» Do this
Retype the data below without altering anything.

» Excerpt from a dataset

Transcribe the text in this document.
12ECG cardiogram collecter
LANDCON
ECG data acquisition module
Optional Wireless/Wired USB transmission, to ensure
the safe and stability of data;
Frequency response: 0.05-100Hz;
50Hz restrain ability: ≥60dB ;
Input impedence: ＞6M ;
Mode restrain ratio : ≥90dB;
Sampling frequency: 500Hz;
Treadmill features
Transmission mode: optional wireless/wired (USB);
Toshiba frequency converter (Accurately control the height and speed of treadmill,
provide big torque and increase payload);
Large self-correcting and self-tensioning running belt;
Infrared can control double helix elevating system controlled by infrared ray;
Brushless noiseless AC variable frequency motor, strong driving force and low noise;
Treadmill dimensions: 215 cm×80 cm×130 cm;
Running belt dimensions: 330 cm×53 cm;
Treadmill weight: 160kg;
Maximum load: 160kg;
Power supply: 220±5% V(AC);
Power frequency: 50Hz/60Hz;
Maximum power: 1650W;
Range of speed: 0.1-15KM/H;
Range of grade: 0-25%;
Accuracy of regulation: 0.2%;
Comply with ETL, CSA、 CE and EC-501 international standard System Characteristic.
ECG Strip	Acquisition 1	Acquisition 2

» Finished answer
Transcribe the text in this document.
12ECG cardiogram collecter
LANDCON
ECG data acquisition module
Optional Wireless/Wired USB transmission, to ensure
the safe and stability of data;
Frequency response: 0.05-100Hz;
50Hz restrain ability: ≥60dB ;
Input impedence: ＞6M ;
Mode restrain ratio : ≥90dB;
Sampling frequency: 500Hz;
Treadmill features
Transmission mode: optional wireless/wired (USB);
Toshiba frequency converter (Accurately control the height and speed of treadmill,
provide big torque and increase payload);
Large self-correcting and self-tensioning running belt;
Infrared can control double helix elevating system controlled by infrared ray;
Brushless noiseless AC variable frequency motor, strong driving force and low noise;
Treadmill dimensions: 215 cm×80 cm×130 cm;
Running belt dimensions: 330 cm×53 cm;
Treadmill weight: 160kg;
Maximum load: 160kg;
Power supply: 220±5% V(AC);
Power frequency: 50Hz/60Hz;
Maximum power: 1650W;
Range of speed: 0.1-15KM/H;
Range of grade: 0-25%;
Accuracy of regulation: 0.2%;
Comply with ETL, CSA、 CE and EC-501 international standard System Characteristic.
ECG Strip	Acquisition 1	Acquisition 2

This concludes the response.